=== Given request ===
Copy each line that contains the string "value".

[Items from a figure collection]
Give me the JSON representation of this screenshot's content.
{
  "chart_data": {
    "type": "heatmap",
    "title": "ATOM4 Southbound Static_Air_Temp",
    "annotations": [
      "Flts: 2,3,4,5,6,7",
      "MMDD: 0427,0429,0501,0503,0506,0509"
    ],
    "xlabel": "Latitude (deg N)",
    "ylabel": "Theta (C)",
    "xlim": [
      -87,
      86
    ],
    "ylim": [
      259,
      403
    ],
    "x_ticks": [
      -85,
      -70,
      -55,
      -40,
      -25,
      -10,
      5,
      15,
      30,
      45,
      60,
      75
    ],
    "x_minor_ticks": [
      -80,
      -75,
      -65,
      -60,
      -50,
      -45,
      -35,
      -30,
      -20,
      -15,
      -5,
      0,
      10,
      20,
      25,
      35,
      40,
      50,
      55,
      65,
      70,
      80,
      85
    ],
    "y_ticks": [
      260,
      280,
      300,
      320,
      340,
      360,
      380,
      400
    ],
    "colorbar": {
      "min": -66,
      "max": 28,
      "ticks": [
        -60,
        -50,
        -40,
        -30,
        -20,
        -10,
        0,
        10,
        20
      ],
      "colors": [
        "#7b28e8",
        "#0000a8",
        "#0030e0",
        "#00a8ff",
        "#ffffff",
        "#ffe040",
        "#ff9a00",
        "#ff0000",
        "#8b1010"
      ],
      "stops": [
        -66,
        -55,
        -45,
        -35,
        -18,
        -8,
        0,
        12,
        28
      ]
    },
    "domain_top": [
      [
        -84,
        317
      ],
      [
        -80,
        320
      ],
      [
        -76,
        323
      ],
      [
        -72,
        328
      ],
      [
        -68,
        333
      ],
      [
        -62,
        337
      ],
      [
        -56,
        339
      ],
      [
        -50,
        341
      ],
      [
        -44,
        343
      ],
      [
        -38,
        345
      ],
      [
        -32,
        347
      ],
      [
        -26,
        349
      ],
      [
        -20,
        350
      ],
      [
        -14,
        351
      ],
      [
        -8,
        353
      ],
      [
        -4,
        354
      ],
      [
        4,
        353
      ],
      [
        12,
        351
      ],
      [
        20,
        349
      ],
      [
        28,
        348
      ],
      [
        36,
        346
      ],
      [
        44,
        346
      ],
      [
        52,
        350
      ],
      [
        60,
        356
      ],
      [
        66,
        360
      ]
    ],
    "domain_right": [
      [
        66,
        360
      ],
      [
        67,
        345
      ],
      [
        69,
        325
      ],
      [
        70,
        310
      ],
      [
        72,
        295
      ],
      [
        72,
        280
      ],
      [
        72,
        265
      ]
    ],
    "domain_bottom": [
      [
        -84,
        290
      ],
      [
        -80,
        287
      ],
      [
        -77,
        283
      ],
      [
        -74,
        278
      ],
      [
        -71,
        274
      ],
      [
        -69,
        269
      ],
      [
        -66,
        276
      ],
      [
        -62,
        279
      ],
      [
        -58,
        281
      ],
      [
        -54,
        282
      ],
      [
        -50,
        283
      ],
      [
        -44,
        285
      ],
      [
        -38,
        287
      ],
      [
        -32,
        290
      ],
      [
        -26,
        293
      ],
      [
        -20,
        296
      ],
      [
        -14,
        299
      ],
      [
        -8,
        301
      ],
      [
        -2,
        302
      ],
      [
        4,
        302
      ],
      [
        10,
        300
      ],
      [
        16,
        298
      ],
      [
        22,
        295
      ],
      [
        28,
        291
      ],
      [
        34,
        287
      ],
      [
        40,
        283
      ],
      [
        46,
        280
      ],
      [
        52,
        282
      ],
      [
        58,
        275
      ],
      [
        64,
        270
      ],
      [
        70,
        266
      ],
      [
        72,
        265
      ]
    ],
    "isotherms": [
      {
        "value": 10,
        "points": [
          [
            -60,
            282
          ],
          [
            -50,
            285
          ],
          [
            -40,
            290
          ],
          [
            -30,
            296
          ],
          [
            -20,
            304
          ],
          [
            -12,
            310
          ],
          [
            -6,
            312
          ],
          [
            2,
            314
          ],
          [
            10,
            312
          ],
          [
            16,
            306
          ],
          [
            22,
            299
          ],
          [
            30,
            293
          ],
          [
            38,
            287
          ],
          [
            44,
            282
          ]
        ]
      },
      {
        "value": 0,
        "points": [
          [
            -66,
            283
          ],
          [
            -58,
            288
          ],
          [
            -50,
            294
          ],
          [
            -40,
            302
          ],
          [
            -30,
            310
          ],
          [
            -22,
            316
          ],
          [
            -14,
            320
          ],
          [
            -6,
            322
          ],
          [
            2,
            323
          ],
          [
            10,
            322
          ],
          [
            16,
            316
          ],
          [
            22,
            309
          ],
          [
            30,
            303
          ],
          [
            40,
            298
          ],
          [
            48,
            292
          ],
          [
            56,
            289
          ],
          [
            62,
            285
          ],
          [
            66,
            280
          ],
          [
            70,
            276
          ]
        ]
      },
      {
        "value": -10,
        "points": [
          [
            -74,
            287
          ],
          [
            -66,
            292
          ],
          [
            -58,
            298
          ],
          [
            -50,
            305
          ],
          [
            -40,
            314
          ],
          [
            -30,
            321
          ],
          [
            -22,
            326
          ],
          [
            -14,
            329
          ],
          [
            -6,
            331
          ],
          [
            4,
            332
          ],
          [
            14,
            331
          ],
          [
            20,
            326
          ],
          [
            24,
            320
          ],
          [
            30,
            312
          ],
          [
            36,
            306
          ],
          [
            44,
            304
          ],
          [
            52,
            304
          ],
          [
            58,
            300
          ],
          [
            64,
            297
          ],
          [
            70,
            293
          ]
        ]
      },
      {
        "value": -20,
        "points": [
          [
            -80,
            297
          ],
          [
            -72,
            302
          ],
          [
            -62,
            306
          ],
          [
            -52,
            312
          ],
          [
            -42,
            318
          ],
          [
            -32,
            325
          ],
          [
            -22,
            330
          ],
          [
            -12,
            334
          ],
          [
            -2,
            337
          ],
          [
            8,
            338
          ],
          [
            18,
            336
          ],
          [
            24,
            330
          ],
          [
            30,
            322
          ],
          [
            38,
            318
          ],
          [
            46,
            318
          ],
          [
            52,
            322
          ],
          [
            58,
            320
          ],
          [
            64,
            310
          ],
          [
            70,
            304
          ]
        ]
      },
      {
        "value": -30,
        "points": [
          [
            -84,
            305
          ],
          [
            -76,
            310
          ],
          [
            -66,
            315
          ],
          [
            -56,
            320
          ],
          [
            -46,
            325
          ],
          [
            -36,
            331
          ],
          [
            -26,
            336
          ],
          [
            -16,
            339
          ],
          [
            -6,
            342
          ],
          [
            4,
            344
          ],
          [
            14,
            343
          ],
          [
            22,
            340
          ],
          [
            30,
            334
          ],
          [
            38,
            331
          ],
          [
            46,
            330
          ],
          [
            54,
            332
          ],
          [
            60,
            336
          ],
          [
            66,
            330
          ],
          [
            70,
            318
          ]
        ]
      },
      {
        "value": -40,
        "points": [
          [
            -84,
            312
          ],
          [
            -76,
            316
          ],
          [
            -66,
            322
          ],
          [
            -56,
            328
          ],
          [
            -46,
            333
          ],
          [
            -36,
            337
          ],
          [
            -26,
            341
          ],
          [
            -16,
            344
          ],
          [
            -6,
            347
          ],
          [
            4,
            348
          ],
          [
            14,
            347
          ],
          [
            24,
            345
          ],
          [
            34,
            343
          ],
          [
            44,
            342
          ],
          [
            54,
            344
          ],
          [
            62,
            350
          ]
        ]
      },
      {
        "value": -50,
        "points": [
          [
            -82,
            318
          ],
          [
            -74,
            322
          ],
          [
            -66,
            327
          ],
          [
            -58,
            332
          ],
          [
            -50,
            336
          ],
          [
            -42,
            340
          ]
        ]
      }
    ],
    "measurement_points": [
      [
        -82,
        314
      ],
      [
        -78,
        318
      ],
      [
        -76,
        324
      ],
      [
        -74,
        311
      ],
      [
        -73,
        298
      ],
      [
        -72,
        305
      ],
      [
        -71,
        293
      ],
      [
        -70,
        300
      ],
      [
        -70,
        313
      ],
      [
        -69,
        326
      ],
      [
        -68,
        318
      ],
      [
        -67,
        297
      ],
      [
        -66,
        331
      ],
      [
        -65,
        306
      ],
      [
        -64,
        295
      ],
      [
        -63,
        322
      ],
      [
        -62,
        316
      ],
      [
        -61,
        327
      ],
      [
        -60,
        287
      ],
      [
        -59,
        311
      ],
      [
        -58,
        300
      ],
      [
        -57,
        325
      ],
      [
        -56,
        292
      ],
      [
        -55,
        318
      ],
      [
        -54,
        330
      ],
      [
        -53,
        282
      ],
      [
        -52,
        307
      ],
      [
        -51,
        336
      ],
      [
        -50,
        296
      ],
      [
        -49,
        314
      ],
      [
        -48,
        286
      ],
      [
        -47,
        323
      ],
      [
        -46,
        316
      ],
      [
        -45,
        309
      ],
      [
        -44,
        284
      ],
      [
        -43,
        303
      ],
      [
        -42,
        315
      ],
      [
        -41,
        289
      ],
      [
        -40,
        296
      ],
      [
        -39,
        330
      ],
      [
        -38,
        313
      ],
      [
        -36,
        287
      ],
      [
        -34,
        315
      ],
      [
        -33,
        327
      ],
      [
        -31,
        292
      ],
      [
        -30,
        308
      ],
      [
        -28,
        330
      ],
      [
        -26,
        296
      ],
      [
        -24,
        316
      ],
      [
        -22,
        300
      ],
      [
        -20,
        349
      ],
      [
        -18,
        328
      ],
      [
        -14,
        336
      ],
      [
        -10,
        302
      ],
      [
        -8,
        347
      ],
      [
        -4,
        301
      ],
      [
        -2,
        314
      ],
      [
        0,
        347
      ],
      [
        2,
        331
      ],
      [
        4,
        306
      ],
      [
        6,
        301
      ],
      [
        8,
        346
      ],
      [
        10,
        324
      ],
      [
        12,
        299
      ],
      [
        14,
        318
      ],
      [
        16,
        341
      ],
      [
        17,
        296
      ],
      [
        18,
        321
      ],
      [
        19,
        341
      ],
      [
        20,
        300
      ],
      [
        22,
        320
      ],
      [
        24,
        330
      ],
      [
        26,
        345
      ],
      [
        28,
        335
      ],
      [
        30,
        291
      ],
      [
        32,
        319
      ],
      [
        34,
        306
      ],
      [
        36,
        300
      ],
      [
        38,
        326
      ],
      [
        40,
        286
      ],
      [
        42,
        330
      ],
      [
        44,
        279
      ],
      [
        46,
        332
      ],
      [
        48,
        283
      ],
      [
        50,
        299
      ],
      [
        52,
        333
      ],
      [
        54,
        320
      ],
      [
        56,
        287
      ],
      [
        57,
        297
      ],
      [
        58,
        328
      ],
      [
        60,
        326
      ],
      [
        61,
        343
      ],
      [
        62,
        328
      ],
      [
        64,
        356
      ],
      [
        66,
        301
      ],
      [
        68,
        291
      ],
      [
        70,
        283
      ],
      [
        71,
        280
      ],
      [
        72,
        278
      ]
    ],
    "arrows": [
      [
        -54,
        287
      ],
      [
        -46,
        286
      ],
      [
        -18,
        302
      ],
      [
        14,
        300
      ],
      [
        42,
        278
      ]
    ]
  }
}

=== Answer in full ===
        "value": 10,
        "value": 0,
        "value": -10,
        "value": -20,
        "value": -30,
        "value": -40,
        "value": -50,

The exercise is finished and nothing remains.